GIVEN TASK A:
Count the lines in the listing that contain the string "image", treating case as significant, and reply with only the number.

* start SOURCE EXCERPT *

The world is certainly not as benign as it was in the 1990s at the end of the Cold War, a period that marked the lowest point in recorded warfare. There are more conflicts today than in that brief interlude, and the Cold War itself threatens to re-combust. Nevertheless, the number of soldiers killed on battlefields continues its long-term decline. In Europe—the historic epicenter of warfare—there has been no major war between states for roughly 80 years.

From Just War to the Outlawing of War

War in the early seventeenth century, at the time of the great Dutch thinker Hugo Grotius, was understood in a very different way from the way it is today. Grotius taught that war was the legitimate way in which states could enforce their rights or their side of a dispute. There was no League of Nations or United Nations to which antagonists could appeal. States had no recourse but to take the law into their own hands. Grotius upheld the morality of war and argued that it was legally applicable to disputes ranging from finance to criminal justice to territorial disputes.

Grotius built on the “just war” theory, which has its roots in the philosophy of Cicero, St Augustine, and Thomas Aquinas, the latter two of whom believed they had fashioned a concept that reflected the teachings of the Church. All of them believed that, in certain cases, war was just and legitimate. Grotius accepted this but went further, arguing that states had the right to conquer and to right wrongs.

By the time of the eighteenth century, so accepted was Grotius’s reasoning that war came to be seen as absolutely necessary, and knights all over Europe regarded it as a right of passage. By the early twentieth century and the First World War, the British war poets regarded war as “glorious,” a sentiment that would have been endorsed by Grotius.

We owe much to the successful Chicago corporate lawyer Salmon Levinson for setting aside Grotius’s philosophy. Repelled by the carnage of the First World War, he began an anti-war movement that spread fast across the Americas and Europe. He campaigned for the “outlawing of war. War was not a legal human endeavor. Even though the League of Nations was coming into existence, the concept of the illegality of war was not built into its constitution, as it was later with the United Nations.

* end SOURCE EXCERPT *

GIVEN TASK B:
From the passage on the history of war, translate this sentence into Spanish: "Nevertheless, the number of soldiers killed on battlefields continues its long-term decline."

* start DATA EXTRACT *

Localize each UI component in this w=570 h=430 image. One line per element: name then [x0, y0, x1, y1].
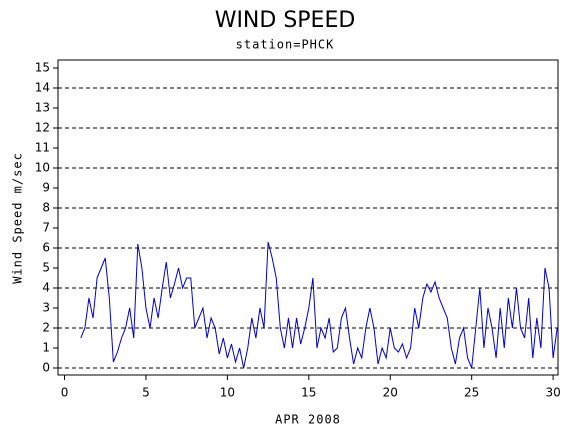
y-tick-label: 12 [35, 121, 50, 135]
chart-subtitle: station=PHCK [236, 38, 335, 52]
x-axis-label: APR 2008 [275, 413, 341, 427]
y-tick-label: 0 [42, 361, 50, 375]
y-tick-label: 5 [42, 261, 50, 275]
y-tick-label: 6 [42, 241, 50, 255]
y-tick-label: 14 [35, 81, 50, 95]
plot-frame [57, 59, 559, 376]
y-tick-label: 7 [42, 221, 50, 235]
x-tick-label: 0 [61, 386, 69, 400]
x-tick-label: 5 [142, 386, 150, 400]
y-tick-label: 15 [35, 61, 50, 75]
y-axis-label: Wind Speed m/sec [11, 152, 25, 284]
y-tick-label: 4 [42, 281, 50, 295]
y-tick-label: 11 [35, 141, 50, 155]
x-tick-label: 15 [301, 386, 316, 400]
x-tick-label: 20 [383, 386, 398, 400]
y-tick-label: 2 [42, 321, 50, 335]
x-tick-label: 30 [545, 386, 560, 400]
y-tick-label: 10 [35, 161, 50, 175]
y-tick-label: 3 [42, 301, 50, 315]
x-tick-label: 10 [220, 386, 235, 400]
data-line [80, 241, 558, 369]
y-tick-label: 13 [35, 101, 50, 115]
y-tick-label: 9 [42, 181, 50, 195]
x-tick-label: 25 [464, 386, 479, 400]
y-tick-label: 8 [42, 201, 50, 215]
chart-title: WIND SPEED [215, 8, 356, 33]
y-tick-label: 1 [42, 341, 50, 355]
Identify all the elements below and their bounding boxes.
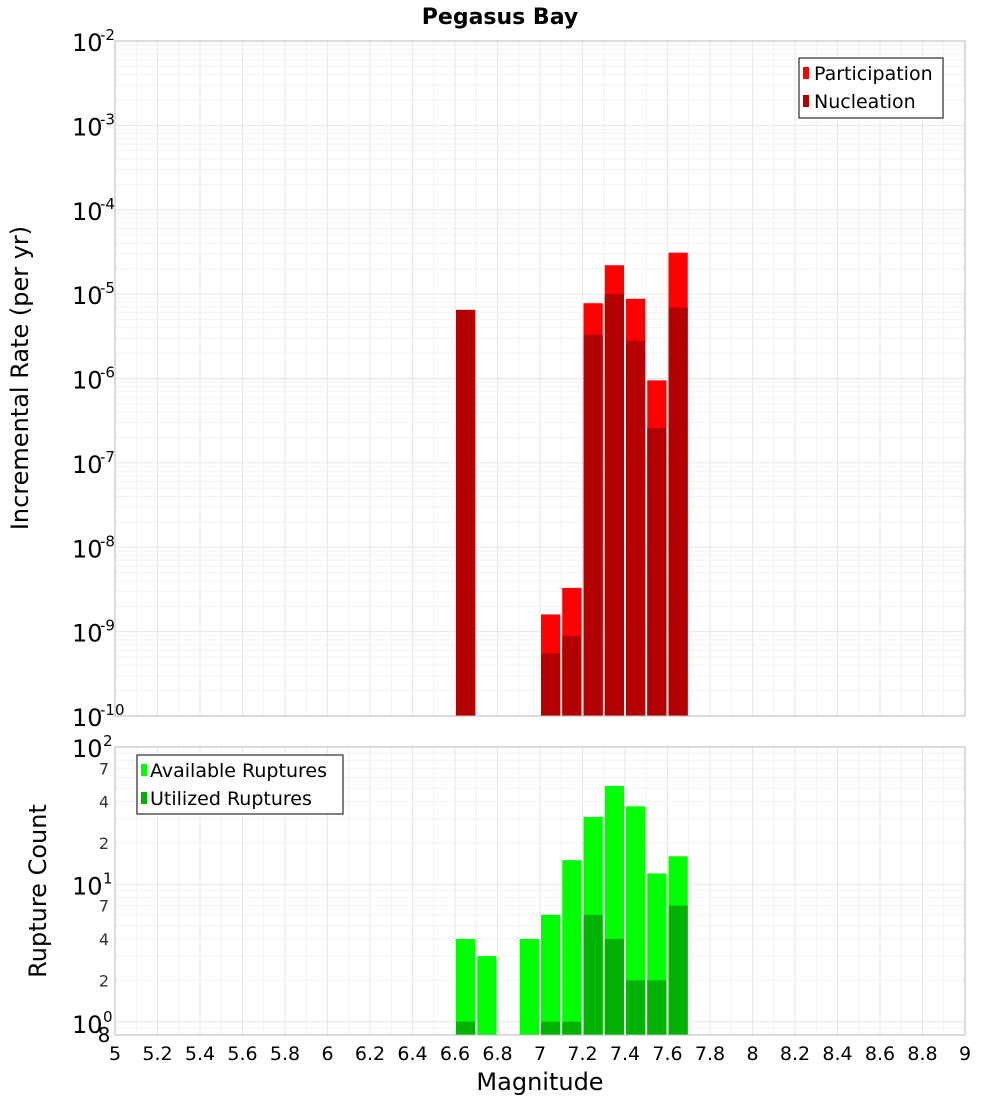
legend-swatch-utilized bbox=[141, 792, 147, 804]
x-tick-label: 8.2 bbox=[780, 1043, 810, 1065]
bottom-bar-utilized-ruptures bbox=[668, 905, 688, 1035]
x-tick-label: 7.8 bbox=[695, 1043, 725, 1065]
x-tick-label: 7.4 bbox=[610, 1043, 640, 1065]
x-tick-label: 5 bbox=[109, 1043, 121, 1065]
top-bar-nucleation bbox=[583, 334, 603, 716]
bottom-bar-utilized-ruptures bbox=[604, 939, 624, 1035]
legend-label-utilized: Utilized Ruptures bbox=[150, 788, 312, 810]
legend-label-participation: Participation bbox=[814, 63, 933, 85]
x-tick-label: 8.4 bbox=[822, 1043, 852, 1065]
bottom-bar-utilized-ruptures bbox=[562, 1021, 582, 1035]
top-y-tick-exponent: -2 bbox=[100, 26, 115, 44]
top-y-axis-ticks: 10-210-310-410-510-610-710-810-910-10 bbox=[72, 26, 125, 732]
x-tick-label: 9 bbox=[959, 1043, 971, 1065]
x-tick-label: 6 bbox=[321, 1043, 333, 1065]
bottom-bar-available-ruptures bbox=[541, 914, 561, 1035]
top-y-tick-label: 10 bbox=[72, 535, 103, 563]
legend-swatch-nucleation bbox=[803, 95, 809, 107]
bottom-y-tick-exponent: 0 bbox=[103, 1008, 113, 1026]
bottom-bar-available-ruptures bbox=[562, 860, 582, 1035]
top-y-tick-label: 10 bbox=[72, 367, 103, 395]
top-y-tick-label: 10 bbox=[72, 704, 103, 732]
x-axis-title: Magnitude bbox=[476, 1068, 603, 1096]
top-legend: Participation Nucleation bbox=[798, 57, 944, 119]
top-bar-nucleation bbox=[541, 653, 561, 716]
legend-label-nucleation: Nucleation bbox=[814, 91, 916, 113]
bottom-bar-utilized-ruptures bbox=[647, 980, 667, 1035]
top-bar-nucleation bbox=[562, 635, 582, 716]
bottom-y-tick-label: 10 bbox=[72, 1011, 103, 1039]
bottom-plot-bars bbox=[456, 786, 688, 1035]
top-y-tick-label: 10 bbox=[72, 29, 103, 57]
top-y-tick-exponent: -8 bbox=[100, 532, 115, 550]
bottom-y-minor-label: 7 bbox=[99, 897, 109, 916]
top-y-tick-exponent: -5 bbox=[100, 279, 115, 297]
top-y-axis-title: Incremental Rate (per yr) bbox=[6, 226, 34, 530]
x-tick-label: 5.4 bbox=[185, 1043, 215, 1065]
top-bar-nucleation bbox=[456, 309, 476, 716]
bottom-bar-utilized-ruptures bbox=[541, 1021, 561, 1035]
top-y-tick-label: 10 bbox=[72, 451, 103, 479]
x-tick-label: 5.8 bbox=[270, 1043, 300, 1065]
top-y-tick-label: 10 bbox=[72, 113, 103, 141]
top-y-tick-exponent: -6 bbox=[100, 364, 115, 382]
top-y-tick-label: 10 bbox=[72, 198, 103, 226]
top-plot-frame bbox=[114, 40, 966, 717]
x-axis-ticks: 5 5.2 5.4 5.6 5.8 6 6.2 6.4 6.6 6.8 7 7.2 7.4 7.6 7.8 8… bbox=[109, 1043, 971, 1065]
x-tick-label: 5.6 bbox=[227, 1043, 257, 1065]
top-y-tick-exponent: -4 bbox=[100, 195, 115, 213]
bottom-bar-available-ruptures bbox=[477, 956, 497, 1035]
x-tick-label: 8 bbox=[746, 1043, 758, 1065]
bottom-bar-available-ruptures bbox=[456, 939, 476, 1035]
bottom-bar-utilized-ruptures bbox=[456, 1021, 476, 1035]
top-bar-nucleation bbox=[668, 307, 688, 716]
legend-swatch-available bbox=[141, 764, 147, 776]
x-tick-label: 6.6 bbox=[440, 1043, 470, 1065]
top-plot-grid bbox=[114, 41, 966, 717]
bottom-y-tick-exponent: 2 bbox=[103, 732, 113, 750]
bottom-y-minor-label: 2 bbox=[99, 834, 109, 853]
legend-swatch-participation bbox=[803, 67, 809, 79]
top-plot-bars bbox=[456, 252, 688, 716]
top-y-tick-exponent: -10 bbox=[100, 701, 125, 719]
top-y-tick-label: 10 bbox=[72, 282, 103, 310]
top-y-tick-exponent: -7 bbox=[100, 448, 115, 466]
bottom-y-minor-label: 8 bbox=[98, 1023, 111, 1047]
x-tick-label: 7.6 bbox=[652, 1043, 682, 1065]
x-tick-label: 6.4 bbox=[397, 1043, 427, 1065]
bottom-plot-frame bbox=[114, 746, 966, 1036]
x-tick-label: 6.2 bbox=[355, 1043, 385, 1065]
bottom-y-tick-label: 10 bbox=[72, 735, 103, 763]
top-bar-nucleation bbox=[647, 427, 667, 716]
top-y-tick-exponent: -3 bbox=[100, 110, 115, 128]
legend-label-available: Available Ruptures bbox=[150, 760, 327, 782]
chart-title: Pegasus Bay bbox=[422, 5, 578, 30]
bottom-y-tick-exponent: 1 bbox=[103, 869, 113, 887]
bottom-bar-available-ruptures bbox=[519, 939, 539, 1035]
x-tick-label: 8.8 bbox=[907, 1043, 937, 1065]
x-tick-label: 8.6 bbox=[865, 1043, 895, 1065]
bottom-y-minor-label: 7 bbox=[99, 759, 109, 778]
bottom-y-minor-label: 4 bbox=[99, 793, 109, 812]
bottom-y-minor-label: 4 bbox=[99, 930, 109, 949]
bottom-legend: Available Ruptures Utilized Ruptures bbox=[136, 754, 344, 815]
bottom-bar-utilized-ruptures bbox=[583, 914, 603, 1035]
bottom-y-axis-title: Rupture Count bbox=[24, 804, 52, 978]
top-y-tick-label: 10 bbox=[72, 620, 103, 648]
bottom-y-minor-label: 2 bbox=[99, 971, 109, 990]
bottom-bar-available-ruptures bbox=[626, 806, 646, 1035]
top-bar-nucleation bbox=[626, 340, 646, 716]
top-bar-nucleation bbox=[604, 294, 624, 716]
x-tick-label: 5.2 bbox=[142, 1043, 172, 1065]
x-tick-label: 6.8 bbox=[482, 1043, 512, 1065]
x-tick-label: 7 bbox=[534, 1043, 546, 1065]
x-tick-label: 7.2 bbox=[567, 1043, 597, 1065]
top-y-tick-exponent: -9 bbox=[100, 617, 115, 635]
bottom-bar-utilized-ruptures bbox=[626, 980, 646, 1035]
bottom-y-tick-label: 10 bbox=[72, 872, 103, 900]
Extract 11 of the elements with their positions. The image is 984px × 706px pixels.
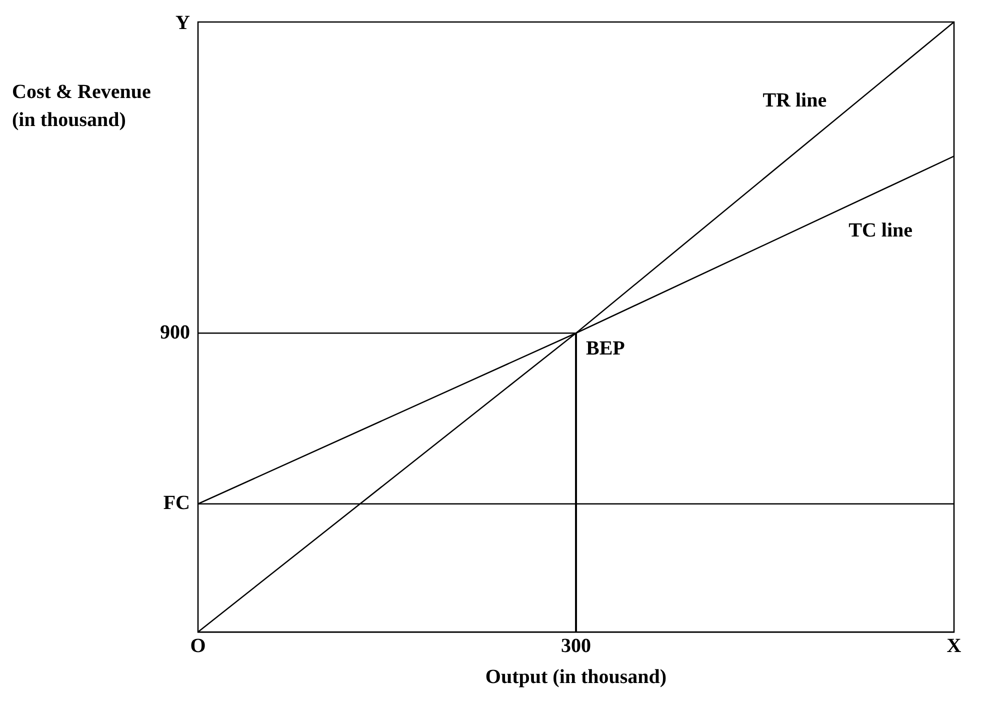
x-axis-title: Output (in thousand) (485, 666, 667, 688)
text: Y (176, 12, 191, 34)
x-tick-label: O (190, 635, 206, 658)
y-axis-title: Cost & Revenue (in thousand) (12, 80, 152, 133)
x-tick-label: X (946, 635, 962, 658)
series-label: TR line (762, 90, 827, 112)
series-label: TC line (848, 219, 913, 242)
series-label: 900 (160, 321, 190, 344)
annotation: BEP (586, 337, 625, 360)
x-tick-label: 300 (561, 635, 591, 658)
ref-line-label: FC (163, 492, 190, 514)
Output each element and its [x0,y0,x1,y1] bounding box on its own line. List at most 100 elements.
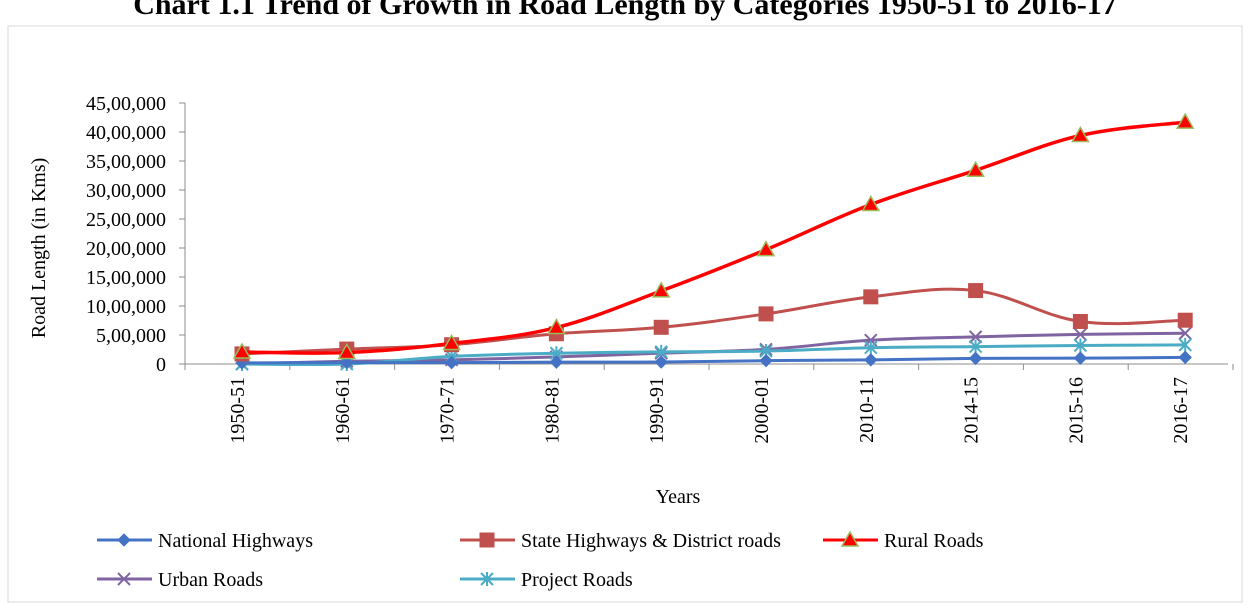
data-point-state-highways-district-roads [968,283,984,299]
data-point-national-highways [444,355,459,370]
legend-marker [117,572,131,586]
legend-marker [117,533,131,547]
marker-shape [966,160,985,178]
x-tick-label: 1990-91 [646,377,668,444]
marker-shape [340,355,354,370]
axes: 0 5,00,000 10,00,000 15,00,000 20,00,000 25,0… [86,93,1234,444]
series-line-national-highways [241,355,1186,365]
legend-item-project-roads: Project Roads [460,569,633,591]
legend-item-state-highways-district-roads: State Highways & District roads [460,530,781,552]
data-point-state-highways-district-roads [758,306,774,322]
y-tick-label: 25,00,000 [86,209,166,231]
legend: National Highways State Highways & Distri… [97,530,984,591]
x-tick-label: 2014-15 [961,377,983,444]
marker-shape [654,355,668,369]
x-tick-label: 1980-81 [541,377,563,444]
x-tick-label: 1960-61 [332,377,354,444]
legend-label: State Highways & District roads [521,530,781,552]
legend-label: National Highways [158,530,313,552]
marker-shape [653,319,669,335]
marker-shape [1073,327,1088,342]
y-tick-label: 5,00,000 [96,325,166,347]
legend-label: Rural Roads [884,530,984,552]
marker-shape [840,530,860,547]
marker-shape [1073,351,1088,365]
marker-shape [444,355,459,370]
data-point-state-highways-district-roads [863,289,879,305]
marker-shape [117,572,131,586]
marker-shape [1177,312,1193,328]
data-point-project-roads [1178,337,1192,352]
marker-shape [968,283,984,299]
marker-shape [968,351,983,366]
marker-shape [968,330,983,344]
y-tick-label: 30,00,000 [86,180,166,202]
data-point-national-highways [549,355,564,369]
data-point-national-highways [1073,351,1088,365]
x-tick-label: 2016-17 [1170,377,1192,444]
data-point-rural-roads [1175,112,1195,129]
marker-shape [549,355,564,369]
marker-shape [1175,112,1195,129]
y-tick-label: 40,00,000 [86,122,166,144]
x-tick-label: 2010-11 [856,377,878,443]
marker-shape [1071,125,1090,143]
x-axis-label: Years [656,486,701,508]
data-point-rural-roads [442,333,461,351]
series-line-state-highways-district-roads [241,287,1186,356]
data-point-state-highways-district-roads [1072,313,1088,329]
marker-shape [758,306,774,322]
legend-item-rural-roads: Rural Roads [823,530,984,552]
legend-item-national-highways: National Highways [97,530,313,552]
x-tick-label: 1970-71 [437,377,459,444]
series-line-project-roads [241,343,1186,367]
marker-shape [863,289,879,305]
y-axis-label: Road Length (in Kms) [28,158,50,339]
legend-marker [479,532,495,548]
y-tick-label: 45,00,000 [86,93,166,115]
x-tick-label: 2015-16 [1065,377,1087,444]
data-point-national-highways [864,353,878,367]
data-point-project-roads [1073,338,1088,353]
data-point-rural-roads [651,281,671,298]
marker-shape [1072,313,1088,329]
marker-shape [861,194,881,212]
data-point-rural-roads [232,342,252,359]
y-tick-label: 20,00,000 [86,238,166,260]
y-tick-label: 35,00,000 [86,151,166,173]
y-tick-label: 0 [156,354,166,376]
data-point-rural-roads [1071,125,1090,143]
legend-label: Urban Roads [158,569,263,591]
marker-shape [479,532,495,548]
data-point-rural-roads [756,240,776,257]
chart-title: Chart 1.1 Trend of Growth in Road Length… [133,0,1117,21]
y-tick-label: 10,00,000 [86,296,166,318]
plot-area [232,112,1195,371]
data-point-rural-roads [337,343,357,360]
data-point-national-highways [968,351,983,366]
x-tick-label: 1950-51 [227,377,249,444]
data-point-national-highways [340,355,354,370]
x-tick-label: 2000-01 [751,377,773,444]
data-point-urban-roads [1178,326,1192,340]
data-point-national-highways [759,353,773,368]
marker-shape [864,353,878,367]
data-point-state-highways-district-roads [653,319,669,335]
data-point-rural-roads [547,318,566,335]
marker-shape [547,318,566,335]
marker-shape [651,281,671,298]
marker-shape [232,342,252,359]
marker-shape [337,343,357,360]
data-point-project-roads [968,339,983,354]
data-point-urban-roads [1073,327,1088,342]
legend-label: Project Roads [521,569,633,591]
marker-shape [1178,326,1192,340]
marker-shape [117,533,131,547]
legend-item-urban-roads: Urban Roads [97,569,263,591]
data-point-national-highways [654,355,668,369]
marker-shape [759,353,773,368]
marker-shape [1178,350,1192,365]
data-point-state-highways-district-roads [1177,312,1193,328]
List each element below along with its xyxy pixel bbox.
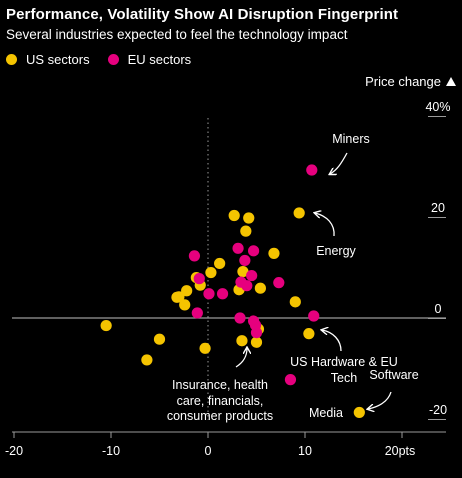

* end DATA EXTRACT *

PROBLEM SOLUTION A:
2

PROBLEM SOLUTION B:
Sin embargo, el número de soldados muertos en los campos de batalla continúa su descenso a largo plazo.